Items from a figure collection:
####################

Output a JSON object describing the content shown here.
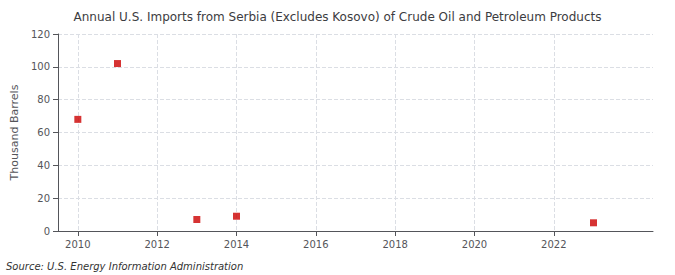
{
  "chart_data": {
    "type": "scatter",
    "title": "Annual U.S. Imports from Serbia (Excludes Kosovo) of Crude Oil and Petroleum Products",
    "ylabel": "Thousand Barrels",
    "source": "Source: U.S. Energy Information Administration",
    "x": [
      2010,
      2011,
      2013,
      2014,
      2023
    ],
    "values": [
      68,
      102,
      7,
      9,
      5
    ],
    "color": "#cc0000",
    "marker": "square",
    "xlim": [
      2009.5,
      2024.5
    ],
    "xticks": [
      2010,
      2012,
      2014,
      2016,
      2018,
      2020,
      2022
    ],
    "ylim": [
      0,
      120
    ],
    "yticks": [
      0,
      20,
      40,
      60,
      80,
      100,
      120
    ],
    "grid": true
  }
}
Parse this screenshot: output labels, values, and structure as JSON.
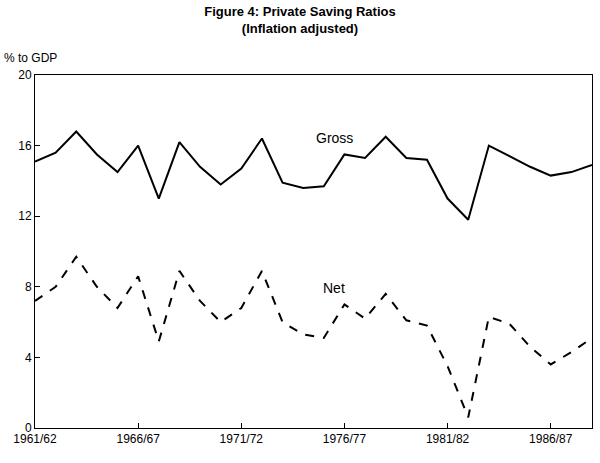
{
  "chart_data": {
    "type": "line",
    "title": "Figure 4: Private Saving Ratios",
    "subtitle": "(Inflation adjusted)",
    "y_label": "% to GDP",
    "categories": [
      "1961/62",
      null,
      null,
      null,
      null,
      "1966/67",
      null,
      null,
      null,
      null,
      "1971/72",
      null,
      null,
      null,
      null,
      "1976/77",
      null,
      null,
      null,
      null,
      "1981/82",
      null,
      null,
      null,
      null,
      "1986/87",
      null,
      null
    ],
    "series": [
      {
        "name": "Gross",
        "color": "#000000",
        "line_style": "solid",
        "values": [
          15.1,
          15.6,
          16.8,
          15.5,
          14.5,
          16.0,
          13.0,
          16.2,
          14.8,
          13.8,
          14.7,
          16.4,
          13.9,
          13.6,
          13.7,
          15.5,
          15.3,
          16.5,
          15.3,
          15.2,
          13.0,
          11.8,
          16.0,
          15.4,
          14.8,
          14.3,
          14.5,
          14.9
        ]
      },
      {
        "name": "Net",
        "color": "#000000",
        "line_style": "dashed",
        "values": [
          7.2,
          8.0,
          9.7,
          8.0,
          6.8,
          8.6,
          4.9,
          8.9,
          7.2,
          6.0,
          6.8,
          8.9,
          6.0,
          5.3,
          5.1,
          7.0,
          6.2,
          7.6,
          6.1,
          5.8,
          3.5,
          0.6,
          6.3,
          5.9,
          4.6,
          3.6,
          4.3,
          5.1
        ]
      }
    ],
    "ylim": [
      0,
      20
    ],
    "yticks": [
      0,
      4,
      8,
      12,
      16,
      20
    ],
    "grid": false
  }
}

####################

**Job**
Examine the data above and state how many of its lines contain the word "values", with no further remarks.

**Solution for this problem**
4